The entries need to be copied exactly.

════════

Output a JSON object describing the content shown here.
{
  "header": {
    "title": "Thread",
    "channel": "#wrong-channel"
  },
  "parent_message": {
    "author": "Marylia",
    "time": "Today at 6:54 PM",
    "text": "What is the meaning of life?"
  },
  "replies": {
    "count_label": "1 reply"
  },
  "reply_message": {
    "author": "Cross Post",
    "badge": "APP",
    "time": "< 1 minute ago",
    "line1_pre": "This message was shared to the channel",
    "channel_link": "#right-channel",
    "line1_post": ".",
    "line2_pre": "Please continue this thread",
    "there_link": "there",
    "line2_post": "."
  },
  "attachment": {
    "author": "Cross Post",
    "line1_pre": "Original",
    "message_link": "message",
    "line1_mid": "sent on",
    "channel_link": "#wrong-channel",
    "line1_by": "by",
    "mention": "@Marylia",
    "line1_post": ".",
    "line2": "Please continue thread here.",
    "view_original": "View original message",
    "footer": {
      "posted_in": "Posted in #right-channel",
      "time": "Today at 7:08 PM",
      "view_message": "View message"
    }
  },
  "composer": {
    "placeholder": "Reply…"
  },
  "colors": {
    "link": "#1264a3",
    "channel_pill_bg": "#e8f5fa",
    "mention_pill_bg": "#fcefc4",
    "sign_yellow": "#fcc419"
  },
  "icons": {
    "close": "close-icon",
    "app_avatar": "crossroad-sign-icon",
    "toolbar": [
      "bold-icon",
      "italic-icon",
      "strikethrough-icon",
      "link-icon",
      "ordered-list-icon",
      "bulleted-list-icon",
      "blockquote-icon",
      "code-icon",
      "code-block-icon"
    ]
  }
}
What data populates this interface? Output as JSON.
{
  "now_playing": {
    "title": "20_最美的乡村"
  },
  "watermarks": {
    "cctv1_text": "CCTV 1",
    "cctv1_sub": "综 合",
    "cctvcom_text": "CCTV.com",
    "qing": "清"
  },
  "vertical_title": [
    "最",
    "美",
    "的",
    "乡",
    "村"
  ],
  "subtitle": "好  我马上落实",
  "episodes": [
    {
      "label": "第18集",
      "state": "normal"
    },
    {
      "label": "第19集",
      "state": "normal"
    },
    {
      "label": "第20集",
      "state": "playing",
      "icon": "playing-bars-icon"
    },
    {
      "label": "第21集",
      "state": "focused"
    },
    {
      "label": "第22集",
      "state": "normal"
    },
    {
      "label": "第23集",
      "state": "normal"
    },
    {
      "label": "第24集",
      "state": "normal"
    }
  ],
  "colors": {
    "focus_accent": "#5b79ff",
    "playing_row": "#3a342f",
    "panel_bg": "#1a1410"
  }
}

════════

#### IN RESPONSE:
Output a JSON object describing the content shown here.
{
  "header": {
    "title": "Thread",
    "channel": "#wrong-channel"
  },
  "parent_message": {
    "author": "Marylia",
    "time": "Today at 6:54 PM",
    "text": "What is the meaning of life?"
  },
  "replies": {
    "count_label": "1 reply"
  },
  "reply_message": {
    "author": "Cross Post",
    "badge": "APP",
    "time": "< 1 minute ago",
    "line1_pre": "This message was shared to the channel",
    "channel_link": "#right-channel",
    "line1_post": ".",
    "line2_pre": "Please continue this thread",
    "there_link": "there",
    "line2_post": "."
  },
  "attachment": {
    "author": "Cross Post",
    "line1_pre": "Original",
    "message_link": "message",
    "line1_mid": "sent on",
    "channel_link": "#wrong-channel",
    "line1_by": "by",
    "mention": "@Marylia",
    "line1_post": ".",
    "line2": "Please continue thread here.",
    "view_original": "View original message",
    "footer": {
      "posted_in": "Posted in #right-channel",
      "time": "Today at 7:08 PM",
      "view_message": "View message"
    }
  },
  "composer": {
    "placeholder": "Reply…"
  },
  "colors": {
    "link": "#1264a3",
    "channel_pill_bg": "#e8f5fa",
    "mention_pill_bg": "#fcefc4",
    "sign_yellow": "#fcc419"
  },
  "icons": {
    "close": "close-icon",
    "app_avatar": "crossroad-sign-icon",
    "toolbar": [
      "bold-icon",
      "italic-icon",
      "strikethrough-icon",
      "link-icon",
      "ordered-list-icon",
      "bulleted-list-icon",
      "blockquote-icon",
      "code-icon",
      "code-block-icon"
    ]
  }
}
What data populates this interface? Output as JSON.
{
  "now_playing": {
    "title": "20_最美的乡村"
  },
  "watermarks": {
    "cctv1_text": "CCTV 1",
    "cctv1_sub": "综 合",
    "cctvcom_text": "CCTV.com",
    "qing": "清"
  },
  "vertical_title": [
    "最",
    "美",
    "的",
    "乡",
    "村"
  ],
  "subtitle": "好  我马上落实",
  "episodes": [
    {
      "label": "第18集",
      "state": "normal"
    },
    {
      "label": "第19集",
      "state": "normal"
    },
    {
      "label": "第20集",
      "state": "playing",
      "icon": "playing-bars-icon"
    },
    {
      "label": "第21集",
      "state": "focused"
    },
    {
      "label": "第22集",
      "state": "normal"
    },
    {
      "label": "第23集",
      "state": "normal"
    },
    {
      "label": "第24集",
      "state": "normal"
    }
  ],
  "colors": {
    "focus_accent": "#5b79ff",
    "playing_row": "#3a342f",
    "panel_bg": "#1a1410"
  }
}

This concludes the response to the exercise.